━━ DATASET ━━
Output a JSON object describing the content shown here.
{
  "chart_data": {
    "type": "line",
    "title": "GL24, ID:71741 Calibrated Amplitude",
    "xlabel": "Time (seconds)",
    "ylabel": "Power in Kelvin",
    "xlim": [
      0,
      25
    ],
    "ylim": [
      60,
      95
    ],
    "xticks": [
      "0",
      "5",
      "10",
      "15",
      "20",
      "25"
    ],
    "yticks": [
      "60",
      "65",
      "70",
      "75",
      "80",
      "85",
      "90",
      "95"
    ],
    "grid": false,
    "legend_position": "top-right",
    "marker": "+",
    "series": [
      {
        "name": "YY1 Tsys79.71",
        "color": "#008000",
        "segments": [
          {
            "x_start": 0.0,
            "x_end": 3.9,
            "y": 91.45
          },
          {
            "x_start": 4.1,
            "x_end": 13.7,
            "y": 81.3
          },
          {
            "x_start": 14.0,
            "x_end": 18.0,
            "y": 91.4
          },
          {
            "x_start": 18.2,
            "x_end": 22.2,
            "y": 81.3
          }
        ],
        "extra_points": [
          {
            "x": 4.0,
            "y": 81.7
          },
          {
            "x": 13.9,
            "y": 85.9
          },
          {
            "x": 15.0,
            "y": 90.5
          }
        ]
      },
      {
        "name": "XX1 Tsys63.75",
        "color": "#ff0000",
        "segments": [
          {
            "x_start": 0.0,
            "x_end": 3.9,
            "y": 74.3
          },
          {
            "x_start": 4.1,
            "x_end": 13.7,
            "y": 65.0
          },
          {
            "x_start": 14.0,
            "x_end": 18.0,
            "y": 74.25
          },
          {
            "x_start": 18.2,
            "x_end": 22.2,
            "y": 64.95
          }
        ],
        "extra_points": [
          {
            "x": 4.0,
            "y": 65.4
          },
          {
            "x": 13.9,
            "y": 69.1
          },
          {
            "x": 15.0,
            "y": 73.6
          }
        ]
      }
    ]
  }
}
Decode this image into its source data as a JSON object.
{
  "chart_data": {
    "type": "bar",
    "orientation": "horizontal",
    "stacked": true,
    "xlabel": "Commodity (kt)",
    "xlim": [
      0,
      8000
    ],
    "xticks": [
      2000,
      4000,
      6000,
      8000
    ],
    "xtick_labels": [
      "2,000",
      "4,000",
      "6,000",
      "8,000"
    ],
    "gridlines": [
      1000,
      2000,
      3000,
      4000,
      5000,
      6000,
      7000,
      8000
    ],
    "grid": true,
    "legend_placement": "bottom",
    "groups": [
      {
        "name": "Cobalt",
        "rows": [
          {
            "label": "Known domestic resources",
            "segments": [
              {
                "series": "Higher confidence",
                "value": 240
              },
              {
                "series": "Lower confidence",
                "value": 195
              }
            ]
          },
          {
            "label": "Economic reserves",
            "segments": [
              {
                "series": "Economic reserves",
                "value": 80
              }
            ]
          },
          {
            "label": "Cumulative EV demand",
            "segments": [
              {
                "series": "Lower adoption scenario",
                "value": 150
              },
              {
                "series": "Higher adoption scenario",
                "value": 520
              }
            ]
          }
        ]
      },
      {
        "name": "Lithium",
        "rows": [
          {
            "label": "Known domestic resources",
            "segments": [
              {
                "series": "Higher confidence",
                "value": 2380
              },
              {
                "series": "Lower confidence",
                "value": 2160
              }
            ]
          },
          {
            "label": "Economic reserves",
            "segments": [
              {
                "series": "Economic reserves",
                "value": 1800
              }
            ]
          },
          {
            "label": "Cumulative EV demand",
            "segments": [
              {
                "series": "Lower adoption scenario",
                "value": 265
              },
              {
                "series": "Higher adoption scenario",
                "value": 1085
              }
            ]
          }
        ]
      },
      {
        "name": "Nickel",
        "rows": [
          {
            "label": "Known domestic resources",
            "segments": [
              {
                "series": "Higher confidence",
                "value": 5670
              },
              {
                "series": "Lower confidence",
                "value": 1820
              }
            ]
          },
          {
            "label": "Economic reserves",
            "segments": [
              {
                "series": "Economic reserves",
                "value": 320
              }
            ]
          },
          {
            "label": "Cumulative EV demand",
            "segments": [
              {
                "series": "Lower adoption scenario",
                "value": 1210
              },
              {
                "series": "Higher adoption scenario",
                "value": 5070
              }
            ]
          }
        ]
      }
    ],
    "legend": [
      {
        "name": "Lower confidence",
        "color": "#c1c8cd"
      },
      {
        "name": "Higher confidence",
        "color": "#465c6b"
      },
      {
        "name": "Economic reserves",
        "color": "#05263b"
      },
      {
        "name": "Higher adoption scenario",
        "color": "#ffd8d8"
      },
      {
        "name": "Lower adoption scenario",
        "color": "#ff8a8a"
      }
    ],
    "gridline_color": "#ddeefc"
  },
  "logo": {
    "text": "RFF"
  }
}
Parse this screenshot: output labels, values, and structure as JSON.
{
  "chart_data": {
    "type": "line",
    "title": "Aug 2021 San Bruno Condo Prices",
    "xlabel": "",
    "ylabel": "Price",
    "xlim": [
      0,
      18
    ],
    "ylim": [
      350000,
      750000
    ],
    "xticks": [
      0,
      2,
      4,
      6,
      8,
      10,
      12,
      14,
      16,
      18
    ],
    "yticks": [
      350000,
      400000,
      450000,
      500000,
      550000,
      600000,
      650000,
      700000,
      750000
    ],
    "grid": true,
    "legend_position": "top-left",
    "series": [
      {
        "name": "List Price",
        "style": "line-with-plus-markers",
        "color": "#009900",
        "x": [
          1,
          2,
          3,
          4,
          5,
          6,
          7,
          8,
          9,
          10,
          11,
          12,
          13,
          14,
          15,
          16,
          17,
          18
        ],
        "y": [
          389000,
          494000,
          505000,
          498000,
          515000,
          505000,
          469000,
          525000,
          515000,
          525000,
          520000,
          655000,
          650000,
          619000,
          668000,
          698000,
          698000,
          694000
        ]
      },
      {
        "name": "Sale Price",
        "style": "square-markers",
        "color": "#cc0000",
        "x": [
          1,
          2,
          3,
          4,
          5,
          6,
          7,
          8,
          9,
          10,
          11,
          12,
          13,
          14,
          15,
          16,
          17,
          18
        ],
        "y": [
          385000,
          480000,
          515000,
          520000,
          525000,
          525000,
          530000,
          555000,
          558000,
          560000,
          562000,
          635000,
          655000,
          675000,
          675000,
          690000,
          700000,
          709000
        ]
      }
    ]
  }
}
━━━
> _WRITTEN PROBLEM_
In how many lines does the word "title" appear? Respond with the number alone.

> _ANSWER TO THIS PROBLEM_
2